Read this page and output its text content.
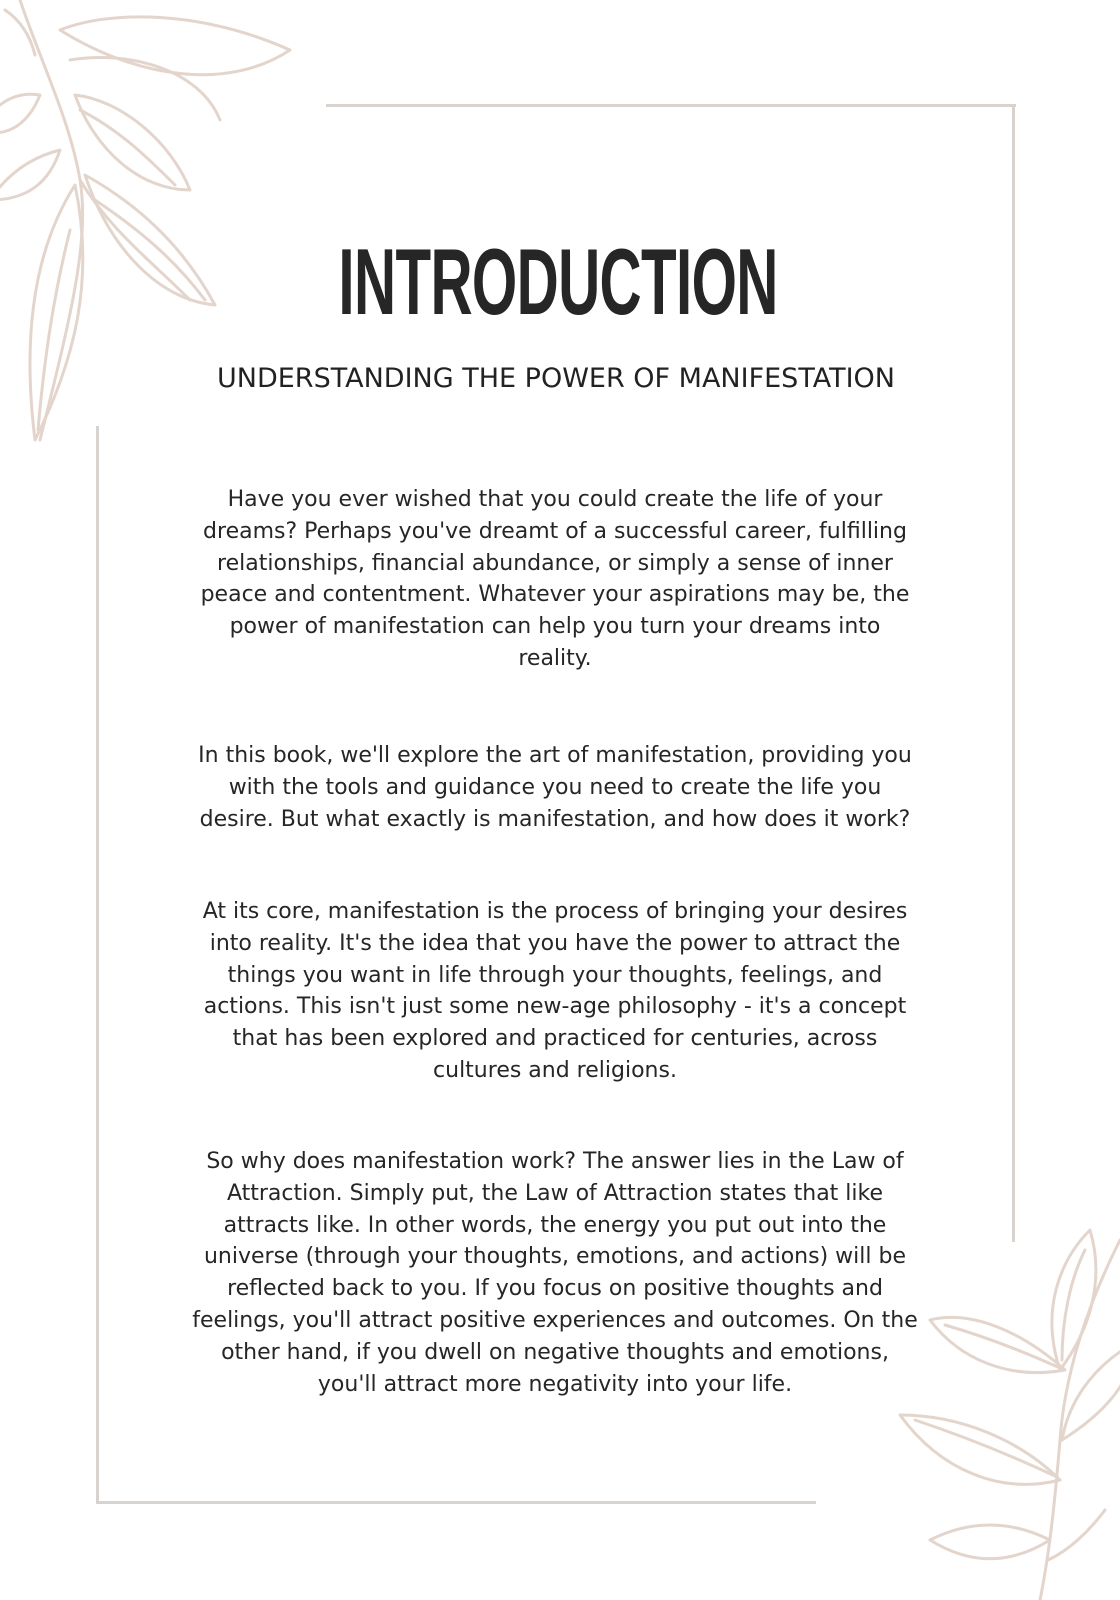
INTRODUCTION
UNDERSTANDING THE POWER OF MANIFESTATION

Have you ever wished that you could create the life of your dreams? Perhaps you've dreamt of a successful career, fulfilling relationships, financial abundance, or simply a sense of inner peace and contentment. Whatever your aspirations may be, the power of manifestation can help you turn your dreams into reality.

In this book, we'll explore the art of manifestation, providing you with the tools and guidance you need to create the life you desire. But what exactly is manifestation, and how does it work?

At its core, manifestation is the process of bringing your desires into reality. It's the idea that you have the power to attract the things you want in life through your thoughts, feelings, and actions. This isn't just some new-age philosophy - it's a concept that has been explored and practiced for centuries, across cultures and religions.

So why does manifestation work? The answer lies in the Law of Attraction. Simply put, the Law of Attraction states that like attracts like. In other words, the energy you put out into the universe (through your thoughts, emotions, and actions) will be reflected back to you. If you focus on positive thoughts and feelings, you'll attract positive experiences and outcomes. On the other hand, if you dwell on negative thoughts and emotions, you'll attract more negativity into your life.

===============

» WHAT TO DO:
Omit every picture, then reproduce the rest of the listing exactly.

» EXERCISE OUTPUT:
Read this page and output its text content.
INTRODUCTION
UNDERSTANDING THE POWER OF MANIFESTATION

Have you ever wished that you could create the life of your dreams? Perhaps you've dreamt of a successful career, fulfilling relationships, financial abundance, or simply a sense of inner peace and contentment. Whatever your aspirations may be, the power of manifestation can help you turn your dreams into reality.

In this book, we'll explore the art of manifestation, providing you with the tools and guidance you need to create the life you desire. But what exactly is manifestation, and how does it work?

At its core, manifestation is the process of bringing your desires into reality. It's the idea that you have the power to attract the things you want in life through your thoughts, feelings, and actions. This isn't just some new-age philosophy - it's a concept that has been explored and practiced for centuries, across cultures and religions.

So why does manifestation work? The answer lies in the Law of Attraction. Simply put, the Law of Attraction states that like attracts like. In other words, the energy you put out into the universe (through your thoughts, emotions, and actions) will be reflected back to you. If you focus on positive thoughts and feelings, you'll attract positive experiences and outcomes. On the other hand, if you dwell on negative thoughts and emotions, you'll attract more negativity into your life.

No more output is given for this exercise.